▸ **Set problem**:
Find all the lines with "color" and gather them.

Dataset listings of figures
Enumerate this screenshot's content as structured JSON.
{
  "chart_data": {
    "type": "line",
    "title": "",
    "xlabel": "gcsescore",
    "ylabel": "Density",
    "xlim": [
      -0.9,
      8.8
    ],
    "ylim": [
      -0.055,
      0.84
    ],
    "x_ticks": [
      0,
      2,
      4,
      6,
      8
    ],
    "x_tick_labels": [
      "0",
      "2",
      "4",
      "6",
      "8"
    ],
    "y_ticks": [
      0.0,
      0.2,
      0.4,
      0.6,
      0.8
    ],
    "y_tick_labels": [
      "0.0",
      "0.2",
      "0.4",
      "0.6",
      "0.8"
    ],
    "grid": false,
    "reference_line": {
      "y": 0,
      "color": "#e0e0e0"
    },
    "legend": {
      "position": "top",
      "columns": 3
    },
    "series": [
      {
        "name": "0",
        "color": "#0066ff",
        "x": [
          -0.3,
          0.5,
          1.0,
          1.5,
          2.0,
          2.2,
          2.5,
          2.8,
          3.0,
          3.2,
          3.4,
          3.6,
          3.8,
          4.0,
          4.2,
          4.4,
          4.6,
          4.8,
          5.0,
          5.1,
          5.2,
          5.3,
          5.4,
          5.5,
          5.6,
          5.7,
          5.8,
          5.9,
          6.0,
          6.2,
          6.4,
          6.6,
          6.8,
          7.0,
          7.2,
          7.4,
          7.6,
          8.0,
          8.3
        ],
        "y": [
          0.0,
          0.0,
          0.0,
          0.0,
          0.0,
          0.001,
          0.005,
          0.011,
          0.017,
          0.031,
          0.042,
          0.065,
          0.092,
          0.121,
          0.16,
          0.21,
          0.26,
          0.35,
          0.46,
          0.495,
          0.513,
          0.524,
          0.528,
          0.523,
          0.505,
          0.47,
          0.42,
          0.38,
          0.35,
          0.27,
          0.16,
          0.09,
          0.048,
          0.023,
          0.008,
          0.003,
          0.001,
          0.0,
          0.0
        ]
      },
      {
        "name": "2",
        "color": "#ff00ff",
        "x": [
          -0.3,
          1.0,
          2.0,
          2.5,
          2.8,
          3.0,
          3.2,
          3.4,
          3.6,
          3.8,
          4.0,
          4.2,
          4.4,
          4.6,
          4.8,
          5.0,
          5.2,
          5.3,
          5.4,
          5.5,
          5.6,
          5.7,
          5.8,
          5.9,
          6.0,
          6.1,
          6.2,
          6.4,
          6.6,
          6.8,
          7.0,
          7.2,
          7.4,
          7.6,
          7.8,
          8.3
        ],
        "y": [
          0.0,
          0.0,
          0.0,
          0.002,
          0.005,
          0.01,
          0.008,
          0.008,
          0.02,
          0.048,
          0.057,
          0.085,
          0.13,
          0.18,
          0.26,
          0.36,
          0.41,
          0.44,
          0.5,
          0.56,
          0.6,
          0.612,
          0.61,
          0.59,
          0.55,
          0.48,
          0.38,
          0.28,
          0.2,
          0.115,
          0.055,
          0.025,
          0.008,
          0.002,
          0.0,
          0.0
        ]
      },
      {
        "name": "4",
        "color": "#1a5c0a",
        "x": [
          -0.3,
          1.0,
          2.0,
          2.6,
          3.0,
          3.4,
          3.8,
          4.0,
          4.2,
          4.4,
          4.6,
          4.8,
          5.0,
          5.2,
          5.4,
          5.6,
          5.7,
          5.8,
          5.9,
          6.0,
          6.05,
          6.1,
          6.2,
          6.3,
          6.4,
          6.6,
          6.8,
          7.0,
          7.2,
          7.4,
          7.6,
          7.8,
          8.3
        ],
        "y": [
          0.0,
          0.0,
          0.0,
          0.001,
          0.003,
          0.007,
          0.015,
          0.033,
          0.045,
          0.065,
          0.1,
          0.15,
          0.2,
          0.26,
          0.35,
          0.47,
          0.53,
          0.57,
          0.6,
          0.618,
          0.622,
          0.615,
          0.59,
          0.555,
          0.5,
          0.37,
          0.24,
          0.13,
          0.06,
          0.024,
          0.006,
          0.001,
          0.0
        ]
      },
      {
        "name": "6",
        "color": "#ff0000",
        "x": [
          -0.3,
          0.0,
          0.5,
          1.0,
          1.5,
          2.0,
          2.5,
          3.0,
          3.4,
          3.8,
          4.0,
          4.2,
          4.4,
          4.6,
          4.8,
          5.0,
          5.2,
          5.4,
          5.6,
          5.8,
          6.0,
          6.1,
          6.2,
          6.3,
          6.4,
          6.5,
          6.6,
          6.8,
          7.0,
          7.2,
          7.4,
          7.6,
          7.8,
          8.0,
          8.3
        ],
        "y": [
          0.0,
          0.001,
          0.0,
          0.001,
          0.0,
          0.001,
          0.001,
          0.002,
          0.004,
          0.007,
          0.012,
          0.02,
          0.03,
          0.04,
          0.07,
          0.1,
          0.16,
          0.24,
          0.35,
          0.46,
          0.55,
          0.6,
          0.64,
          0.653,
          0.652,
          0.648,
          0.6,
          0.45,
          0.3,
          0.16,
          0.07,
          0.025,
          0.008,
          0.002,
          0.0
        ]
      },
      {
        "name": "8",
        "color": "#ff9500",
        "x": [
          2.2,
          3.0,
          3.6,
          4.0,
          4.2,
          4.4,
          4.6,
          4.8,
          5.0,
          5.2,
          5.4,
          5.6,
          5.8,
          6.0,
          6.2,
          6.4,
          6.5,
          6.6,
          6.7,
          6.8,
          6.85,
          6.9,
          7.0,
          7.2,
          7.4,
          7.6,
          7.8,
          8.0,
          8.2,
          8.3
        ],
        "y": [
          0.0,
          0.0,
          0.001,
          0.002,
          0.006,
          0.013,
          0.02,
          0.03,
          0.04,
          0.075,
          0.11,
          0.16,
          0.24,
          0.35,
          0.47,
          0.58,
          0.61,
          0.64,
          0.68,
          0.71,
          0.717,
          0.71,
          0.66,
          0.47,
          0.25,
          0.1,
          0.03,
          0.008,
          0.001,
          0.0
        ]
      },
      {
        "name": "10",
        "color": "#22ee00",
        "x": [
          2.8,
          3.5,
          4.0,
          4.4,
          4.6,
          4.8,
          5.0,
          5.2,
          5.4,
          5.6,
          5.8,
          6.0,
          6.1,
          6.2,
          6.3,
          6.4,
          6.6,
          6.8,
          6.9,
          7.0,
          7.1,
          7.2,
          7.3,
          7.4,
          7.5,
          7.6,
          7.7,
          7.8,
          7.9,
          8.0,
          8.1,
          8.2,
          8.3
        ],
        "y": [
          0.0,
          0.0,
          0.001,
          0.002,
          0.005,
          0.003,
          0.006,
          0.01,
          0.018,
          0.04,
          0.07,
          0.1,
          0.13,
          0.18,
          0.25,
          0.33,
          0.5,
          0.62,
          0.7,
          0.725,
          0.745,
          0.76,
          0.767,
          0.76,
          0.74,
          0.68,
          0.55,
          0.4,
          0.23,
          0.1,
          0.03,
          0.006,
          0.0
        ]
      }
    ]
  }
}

▸ **Expected output**:
      "color": "#e0e0e0"
        "color": "#0066ff",
        "color": "#ff00ff",
        "color": "#1a5c0a",
        "color": "#ff0000",
        "color": "#ff9500",
        "color": "#22ee00",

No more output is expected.